## Short task
Copy the following records line for line, without changing anything.

## Data supplied

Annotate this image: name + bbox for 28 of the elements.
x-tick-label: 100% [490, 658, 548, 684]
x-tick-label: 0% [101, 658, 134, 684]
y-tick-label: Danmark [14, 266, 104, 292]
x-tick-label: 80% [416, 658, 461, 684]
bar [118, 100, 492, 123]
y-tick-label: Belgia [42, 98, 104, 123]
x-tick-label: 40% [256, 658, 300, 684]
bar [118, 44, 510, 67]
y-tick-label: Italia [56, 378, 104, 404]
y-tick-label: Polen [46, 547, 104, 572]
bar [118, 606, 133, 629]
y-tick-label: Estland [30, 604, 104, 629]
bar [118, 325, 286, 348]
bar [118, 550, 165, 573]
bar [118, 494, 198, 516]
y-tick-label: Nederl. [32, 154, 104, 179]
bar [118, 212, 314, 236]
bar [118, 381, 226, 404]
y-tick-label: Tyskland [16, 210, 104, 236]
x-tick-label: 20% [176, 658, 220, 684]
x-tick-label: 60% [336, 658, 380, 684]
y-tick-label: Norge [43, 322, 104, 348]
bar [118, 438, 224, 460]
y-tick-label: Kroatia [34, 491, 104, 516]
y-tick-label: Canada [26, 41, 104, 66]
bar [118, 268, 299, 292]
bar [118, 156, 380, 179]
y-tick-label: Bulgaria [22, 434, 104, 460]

## Finished exercise
Annotate this image: name + bbox for 28 of the elements.
x-tick-label: 100% [490, 658, 548, 684]
x-tick-label: 0% [101, 658, 134, 684]
y-tick-label: Danmark [14, 266, 104, 292]
x-tick-label: 80% [416, 658, 461, 684]
bar [118, 100, 492, 123]
y-tick-label: Belgia [42, 98, 104, 123]
x-tick-label: 40% [256, 658, 300, 684]
bar [118, 44, 510, 67]
y-tick-label: Italia [56, 378, 104, 404]
y-tick-label: Polen [46, 547, 104, 572]
bar [118, 606, 133, 629]
y-tick-label: Estland [30, 604, 104, 629]
bar [118, 325, 286, 348]
bar [118, 550, 165, 573]
bar [118, 494, 198, 516]
y-tick-label: Nederl. [32, 154, 104, 179]
bar [118, 212, 314, 236]
bar [118, 381, 226, 404]
y-tick-label: Tyskland [16, 210, 104, 236]
x-tick-label: 20% [176, 658, 220, 684]
x-tick-label: 60% [336, 658, 380, 684]
y-tick-label: Norge [43, 322, 104, 348]
bar [118, 438, 224, 460]
y-tick-label: Kroatia [34, 491, 104, 516]
y-tick-label: Canada [26, 41, 104, 66]
bar [118, 268, 299, 292]
bar [118, 156, 380, 179]
y-tick-label: Bulgaria [22, 434, 104, 460]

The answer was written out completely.